--- begin ---

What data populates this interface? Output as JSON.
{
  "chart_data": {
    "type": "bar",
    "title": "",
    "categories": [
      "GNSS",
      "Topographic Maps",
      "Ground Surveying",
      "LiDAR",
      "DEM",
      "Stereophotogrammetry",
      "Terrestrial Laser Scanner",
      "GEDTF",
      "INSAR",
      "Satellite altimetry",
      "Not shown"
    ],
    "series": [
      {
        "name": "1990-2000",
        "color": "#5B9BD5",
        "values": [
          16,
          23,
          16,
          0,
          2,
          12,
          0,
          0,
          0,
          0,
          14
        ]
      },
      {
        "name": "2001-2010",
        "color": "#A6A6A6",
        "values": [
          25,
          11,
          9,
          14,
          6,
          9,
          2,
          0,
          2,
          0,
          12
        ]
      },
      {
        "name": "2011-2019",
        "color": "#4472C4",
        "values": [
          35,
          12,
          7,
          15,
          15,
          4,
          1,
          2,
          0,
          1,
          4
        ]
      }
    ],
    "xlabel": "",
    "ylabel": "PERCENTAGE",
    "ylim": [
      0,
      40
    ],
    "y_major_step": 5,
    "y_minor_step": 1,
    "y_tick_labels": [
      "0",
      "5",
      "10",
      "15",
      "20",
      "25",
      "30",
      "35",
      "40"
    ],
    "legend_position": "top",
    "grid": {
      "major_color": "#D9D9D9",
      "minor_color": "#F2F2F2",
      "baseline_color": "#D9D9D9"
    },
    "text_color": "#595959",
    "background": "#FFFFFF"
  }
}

--- end ---

◆ Exercise brief
Copy all of the data exactly.

◆ Result for this exercise
What data populates this interface? Output as JSON.
{
  "chart_data": {
    "type": "bar",
    "title": "",
    "categories": [
      "GNSS",
      "Topographic Maps",
      "Ground Surveying",
      "LiDAR",
      "DEM",
      "Stereophotogrammetry",
      "Terrestrial Laser Scanner",
      "GEDTF",
      "INSAR",
      "Satellite altimetry",
      "Not shown"
    ],
    "series": [
      {
        "name": "1990-2000",
        "color": "#5B9BD5",
        "values": [
          16,
          23,
          16,
          0,
          2,
          12,
          0,
          0,
          0,
          0,
          14
        ]
      },
      {
        "name": "2001-2010",
        "color": "#A6A6A6",
        "values": [
          25,
          11,
          9,
          14,
          6,
          9,
          2,
          0,
          2,
          0,
          12
        ]
      },
      {
        "name": "2011-2019",
        "color": "#4472C4",
        "values": [
          35,
          12,
          7,
          15,
          15,
          4,
          1,
          2,
          0,
          1,
          4
        ]
      }
    ],
    "xlabel": "",
    "ylabel": "PERCENTAGE",
    "ylim": [
      0,
      40
    ],
    "y_major_step": 5,
    "y_minor_step": 1,
    "y_tick_labels": [
      "0",
      "5",
      "10",
      "15",
      "20",
      "25",
      "30",
      "35",
      "40"
    ],
    "legend_position": "top",
    "grid": {
      "major_color": "#D9D9D9",
      "minor_color": "#F2F2F2",
      "baseline_color": "#D9D9D9"
    },
    "text_color": "#595959",
    "background": "#FFFFFF"
  }
}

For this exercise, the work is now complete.